> BRIEF:
Answer these questions from the text on the Tenth Amendment below:
1. Besides the federal government, who is to handle the rest of the powers?
2. Which state will consider House Concurrent Resolution 2, and in what year?
3. Who sponsored the resolution?
*** SOURCE DOCUMENT
The Tenth Amendment defines the total scope of federal power as being that which has been delegated by the people to the federal government, and also that which is “necessary and proper” to advancing those powers specifically enumerated in the Constitution of the United States. The rest is to be handled by the state governments, or locally, by the people themselves.
The Constitution does not include a congressional power to override state laws. It does not give the judicial branch unlimited jurisdiction over all matters. It does not provide Congress with the power to legislate over everything. This is verified by the simple fact that attempts to make these principles part of the Constitution were soundly rejected by its signers.
To affirm these principles, the State of Utah will be considering House Concurrent Resolution 2 (HCR2) in 2010. The resolution, sponsored by Julie Fisher, “urges the federal government and United States Congress to repeal and prohibit regulations and laws infringing upon the rights of states under the Tenth Amendment to the United States Constitution.”
******
*** INFORMATION SUPPLIED
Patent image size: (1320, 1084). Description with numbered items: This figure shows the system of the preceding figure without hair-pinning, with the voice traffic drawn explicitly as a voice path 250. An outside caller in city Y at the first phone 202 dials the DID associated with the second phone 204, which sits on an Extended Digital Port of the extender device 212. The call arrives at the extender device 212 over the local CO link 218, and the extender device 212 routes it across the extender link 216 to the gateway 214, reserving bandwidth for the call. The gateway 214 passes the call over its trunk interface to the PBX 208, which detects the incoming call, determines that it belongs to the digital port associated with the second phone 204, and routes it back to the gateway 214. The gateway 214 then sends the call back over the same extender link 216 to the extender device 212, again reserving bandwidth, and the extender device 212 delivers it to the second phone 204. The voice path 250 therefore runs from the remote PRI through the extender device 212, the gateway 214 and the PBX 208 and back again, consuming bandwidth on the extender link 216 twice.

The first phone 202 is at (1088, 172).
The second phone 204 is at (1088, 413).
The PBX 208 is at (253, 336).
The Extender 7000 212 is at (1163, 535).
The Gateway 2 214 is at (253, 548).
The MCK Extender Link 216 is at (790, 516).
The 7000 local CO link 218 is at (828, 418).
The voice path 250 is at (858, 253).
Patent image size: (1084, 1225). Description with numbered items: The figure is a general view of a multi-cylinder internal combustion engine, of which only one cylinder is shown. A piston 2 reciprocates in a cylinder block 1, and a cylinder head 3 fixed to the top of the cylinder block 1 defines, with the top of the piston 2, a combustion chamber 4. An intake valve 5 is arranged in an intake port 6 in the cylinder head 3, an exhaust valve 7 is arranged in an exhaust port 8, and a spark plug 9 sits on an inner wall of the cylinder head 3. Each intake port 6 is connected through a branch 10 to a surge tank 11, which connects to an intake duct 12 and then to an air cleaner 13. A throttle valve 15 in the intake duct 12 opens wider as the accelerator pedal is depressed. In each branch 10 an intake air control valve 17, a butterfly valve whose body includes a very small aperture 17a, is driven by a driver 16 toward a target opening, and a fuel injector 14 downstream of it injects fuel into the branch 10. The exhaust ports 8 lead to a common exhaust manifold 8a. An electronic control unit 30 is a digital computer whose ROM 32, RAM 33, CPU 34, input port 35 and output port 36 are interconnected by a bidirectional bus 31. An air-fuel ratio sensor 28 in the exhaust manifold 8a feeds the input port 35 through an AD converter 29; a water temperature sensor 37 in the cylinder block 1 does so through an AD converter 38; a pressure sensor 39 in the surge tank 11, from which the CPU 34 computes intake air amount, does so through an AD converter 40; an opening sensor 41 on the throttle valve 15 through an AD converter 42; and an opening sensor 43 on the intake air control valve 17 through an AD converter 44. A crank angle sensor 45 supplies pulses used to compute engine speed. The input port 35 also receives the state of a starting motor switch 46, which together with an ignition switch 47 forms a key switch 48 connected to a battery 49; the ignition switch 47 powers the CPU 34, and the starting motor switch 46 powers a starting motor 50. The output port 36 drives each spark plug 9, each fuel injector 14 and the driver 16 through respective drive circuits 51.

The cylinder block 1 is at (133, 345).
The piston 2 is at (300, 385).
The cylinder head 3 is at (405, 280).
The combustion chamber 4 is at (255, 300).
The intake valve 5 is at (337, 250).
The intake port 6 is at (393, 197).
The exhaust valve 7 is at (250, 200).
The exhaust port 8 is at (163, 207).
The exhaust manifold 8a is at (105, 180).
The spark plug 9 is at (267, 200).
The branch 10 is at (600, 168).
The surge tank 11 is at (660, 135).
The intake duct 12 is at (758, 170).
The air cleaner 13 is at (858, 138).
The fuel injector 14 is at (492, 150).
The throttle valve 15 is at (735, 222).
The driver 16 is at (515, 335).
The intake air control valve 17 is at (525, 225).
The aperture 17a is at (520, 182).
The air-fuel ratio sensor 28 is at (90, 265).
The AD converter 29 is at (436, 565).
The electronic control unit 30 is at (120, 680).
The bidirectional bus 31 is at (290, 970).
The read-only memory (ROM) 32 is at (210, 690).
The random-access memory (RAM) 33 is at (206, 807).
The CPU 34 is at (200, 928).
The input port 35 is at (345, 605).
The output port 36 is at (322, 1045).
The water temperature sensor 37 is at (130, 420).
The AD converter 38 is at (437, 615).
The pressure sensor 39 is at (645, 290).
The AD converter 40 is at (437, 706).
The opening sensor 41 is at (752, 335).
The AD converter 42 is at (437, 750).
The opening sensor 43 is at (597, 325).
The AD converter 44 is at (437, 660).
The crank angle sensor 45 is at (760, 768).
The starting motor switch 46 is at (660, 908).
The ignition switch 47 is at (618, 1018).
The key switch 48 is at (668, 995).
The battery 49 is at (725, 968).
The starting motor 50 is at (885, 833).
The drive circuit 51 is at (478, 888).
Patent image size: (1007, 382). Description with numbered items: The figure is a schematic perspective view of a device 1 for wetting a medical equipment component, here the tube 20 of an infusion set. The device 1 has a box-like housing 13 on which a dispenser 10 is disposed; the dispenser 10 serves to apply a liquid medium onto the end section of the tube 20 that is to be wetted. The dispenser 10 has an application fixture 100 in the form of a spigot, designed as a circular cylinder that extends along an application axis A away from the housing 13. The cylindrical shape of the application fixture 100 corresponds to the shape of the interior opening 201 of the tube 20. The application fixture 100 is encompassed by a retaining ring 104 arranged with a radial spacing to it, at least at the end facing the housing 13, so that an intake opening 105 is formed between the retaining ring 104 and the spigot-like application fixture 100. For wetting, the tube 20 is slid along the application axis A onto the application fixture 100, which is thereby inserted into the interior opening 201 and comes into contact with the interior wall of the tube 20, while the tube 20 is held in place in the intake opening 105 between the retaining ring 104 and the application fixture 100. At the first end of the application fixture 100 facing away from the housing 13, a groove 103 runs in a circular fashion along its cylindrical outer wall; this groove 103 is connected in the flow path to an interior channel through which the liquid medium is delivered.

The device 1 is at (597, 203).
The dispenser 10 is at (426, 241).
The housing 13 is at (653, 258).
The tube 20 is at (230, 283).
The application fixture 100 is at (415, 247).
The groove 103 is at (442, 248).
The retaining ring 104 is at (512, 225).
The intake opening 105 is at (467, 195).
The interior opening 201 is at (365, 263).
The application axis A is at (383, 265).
******
> SOLUTION:
1. The state governments, or the people themselves at the local level.
2. Utah, in 2010.
3. Julie Fisher.